→ Problem to solve: Output each line of the material exactly as it stands.

#####

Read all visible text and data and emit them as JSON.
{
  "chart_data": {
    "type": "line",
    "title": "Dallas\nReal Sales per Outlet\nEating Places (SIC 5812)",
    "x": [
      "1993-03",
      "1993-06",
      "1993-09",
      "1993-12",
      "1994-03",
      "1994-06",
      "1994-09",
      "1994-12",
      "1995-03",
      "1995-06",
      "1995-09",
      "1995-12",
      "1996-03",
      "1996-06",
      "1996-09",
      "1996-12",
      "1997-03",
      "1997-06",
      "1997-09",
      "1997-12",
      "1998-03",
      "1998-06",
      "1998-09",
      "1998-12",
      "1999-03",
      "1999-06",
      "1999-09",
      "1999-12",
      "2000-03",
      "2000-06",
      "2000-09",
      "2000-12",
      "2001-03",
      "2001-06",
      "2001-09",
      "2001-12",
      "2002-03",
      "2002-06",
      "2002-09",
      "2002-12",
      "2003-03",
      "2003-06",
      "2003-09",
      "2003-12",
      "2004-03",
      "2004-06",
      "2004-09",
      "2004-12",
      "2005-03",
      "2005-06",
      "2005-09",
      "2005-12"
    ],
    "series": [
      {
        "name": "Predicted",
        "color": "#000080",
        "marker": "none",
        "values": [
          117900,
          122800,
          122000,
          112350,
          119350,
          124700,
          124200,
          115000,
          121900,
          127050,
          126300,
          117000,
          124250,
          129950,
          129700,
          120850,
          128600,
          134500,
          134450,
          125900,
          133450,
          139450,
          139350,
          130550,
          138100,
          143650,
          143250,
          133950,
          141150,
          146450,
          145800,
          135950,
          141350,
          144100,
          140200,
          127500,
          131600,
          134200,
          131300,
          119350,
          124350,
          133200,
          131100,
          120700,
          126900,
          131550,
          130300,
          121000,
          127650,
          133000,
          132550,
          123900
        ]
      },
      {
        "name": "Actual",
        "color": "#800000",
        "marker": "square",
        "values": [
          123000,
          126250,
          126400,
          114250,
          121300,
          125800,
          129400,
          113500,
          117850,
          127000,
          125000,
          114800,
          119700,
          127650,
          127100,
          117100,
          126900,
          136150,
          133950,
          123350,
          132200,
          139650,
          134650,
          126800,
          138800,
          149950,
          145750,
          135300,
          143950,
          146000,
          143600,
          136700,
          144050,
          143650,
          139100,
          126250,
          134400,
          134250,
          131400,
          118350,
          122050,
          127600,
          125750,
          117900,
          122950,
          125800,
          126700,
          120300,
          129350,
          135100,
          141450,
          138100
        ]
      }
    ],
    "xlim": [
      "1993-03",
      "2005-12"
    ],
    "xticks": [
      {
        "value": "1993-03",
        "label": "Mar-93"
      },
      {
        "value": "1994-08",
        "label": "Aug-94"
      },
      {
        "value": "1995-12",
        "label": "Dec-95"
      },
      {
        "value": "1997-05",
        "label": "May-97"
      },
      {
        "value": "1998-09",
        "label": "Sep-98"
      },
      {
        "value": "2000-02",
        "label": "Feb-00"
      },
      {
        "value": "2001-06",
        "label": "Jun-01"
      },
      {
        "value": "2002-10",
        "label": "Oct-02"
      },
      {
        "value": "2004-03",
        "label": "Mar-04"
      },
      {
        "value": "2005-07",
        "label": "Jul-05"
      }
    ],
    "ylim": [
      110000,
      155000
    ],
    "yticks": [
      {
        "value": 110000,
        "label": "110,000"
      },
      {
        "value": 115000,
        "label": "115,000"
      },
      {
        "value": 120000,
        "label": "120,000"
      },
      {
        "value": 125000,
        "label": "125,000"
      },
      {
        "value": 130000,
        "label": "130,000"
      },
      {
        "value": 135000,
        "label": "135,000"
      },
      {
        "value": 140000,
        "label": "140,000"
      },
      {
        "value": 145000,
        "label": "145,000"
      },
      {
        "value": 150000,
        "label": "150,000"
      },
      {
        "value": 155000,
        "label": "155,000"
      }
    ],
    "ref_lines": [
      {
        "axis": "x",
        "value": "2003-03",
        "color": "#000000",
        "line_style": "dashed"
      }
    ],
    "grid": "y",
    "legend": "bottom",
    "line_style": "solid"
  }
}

#####

→ Answer for the task:
Read all visible text and data and emit them as JSON.
{
  "chart_data": {
    "type": "line",
    "title": "Dallas\nReal Sales per Outlet\nEating Places (SIC 5812)",
    "x": [
      "1993-03",
      "1993-06",
      "1993-09",
      "1993-12",
      "1994-03",
      "1994-06",
      "1994-09",
      "1994-12",
      "1995-03",
      "1995-06",
      "1995-09",
      "1995-12",
      "1996-03",
      "1996-06",
      "1996-09",
      "1996-12",
      "1997-03",
      "1997-06",
      "1997-09",
      "1997-12",
      "1998-03",
      "1998-06",
      "1998-09",
      "1998-12",
      "1999-03",
      "1999-06",
      "1999-09",
      "1999-12",
      "2000-03",
      "2000-06",
      "2000-09",
      "2000-12",
      "2001-03",
      "2001-06",
      "2001-09",
      "2001-12",
      "2002-03",
      "2002-06",
      "2002-09",
      "2002-12",
      "2003-03",
      "2003-06",
      "2003-09",
      "2003-12",
      "2004-03",
      "2004-06",
      "2004-09",
      "2004-12",
      "2005-03",
      "2005-06",
      "2005-09",
      "2005-12"
    ],
    "series": [
      {
        "name": "Predicted",
        "color": "#000080",
        "marker": "none",
        "values": [
          117900,
          122800,
          122000,
          112350,
          119350,
          124700,
          124200,
          115000,
          121900,
          127050,
          126300,
          117000,
          124250,
          129950,
          129700,
          120850,
          128600,
          134500,
          134450,
          125900,
          133450,
          139450,
          139350,
          130550,
          138100,
          143650,
          143250,
          133950,
          141150,
          146450,
          145800,
          135950,
          141350,
          144100,
          140200,
          127500,
          131600,
          134200,
          131300,
          119350,
          124350,
          133200,
          131100,
          120700,
          126900,
          131550,
          130300,
          121000,
          127650,
          133000,
          132550,
          123900
        ]
      },
      {
        "name": "Actual",
        "color": "#800000",
        "marker": "square",
        "values": [
          123000,
          126250,
          126400,
          114250,
          121300,
          125800,
          129400,
          113500,
          117850,
          127000,
          125000,
          114800,
          119700,
          127650,
          127100,
          117100,
          126900,
          136150,
          133950,
          123350,
          132200,
          139650,
          134650,
          126800,
          138800,
          149950,
          145750,
          135300,
          143950,
          146000,
          143600,
          136700,
          144050,
          143650,
          139100,
          126250,
          134400,
          134250,
          131400,
          118350,
          122050,
          127600,
          125750,
          117900,
          122950,
          125800,
          126700,
          120300,
          129350,
          135100,
          141450,
          138100
        ]
      }
    ],
    "xlim": [
      "1993-03",
      "2005-12"
    ],
    "xticks": [
      {
        "value": "1993-03",
        "label": "Mar-93"
      },
      {
        "value": "1994-08",
        "label": "Aug-94"
      },
      {
        "value": "1995-12",
        "label": "Dec-95"
      },
      {
        "value": "1997-05",
        "label": "May-97"
      },
      {
        "value": "1998-09",
        "label": "Sep-98"
      },
      {
        "value": "2000-02",
        "label": "Feb-00"
      },
      {
        "value": "2001-06",
        "label": "Jun-01"
      },
      {
        "value": "2002-10",
        "label": "Oct-02"
      },
      {
        "value": "2004-03",
        "label": "Mar-04"
      },
      {
        "value": "2005-07",
        "label": "Jul-05"
      }
    ],
    "ylim": [
      110000,
      155000
    ],
    "yticks": [
      {
        "value": 110000,
        "label": "110,000"
      },
      {
        "value": 115000,
        "label": "115,000"
      },
      {
        "value": 120000,
        "label": "120,000"
      },
      {
        "value": 125000,
        "label": "125,000"
      },
      {
        "value": 130000,
        "label": "130,000"
      },
      {
        "value": 135000,
        "label": "135,000"
      },
      {
        "value": 140000,
        "label": "140,000"
      },
      {
        "value": 145000,
        "label": "145,000"
      },
      {
        "value": 150000,
        "label": "150,000"
      },
      {
        "value": 155000,
        "label": "155,000"
      }
    ],
    "ref_lines": [
      {
        "axis": "x",
        "value": "2003-03",
        "color": "#000000",
        "line_style": "dashed"
      }
    ],
    "grid": "y",
    "legend": "bottom",
    "line_style": "solid"
  }
}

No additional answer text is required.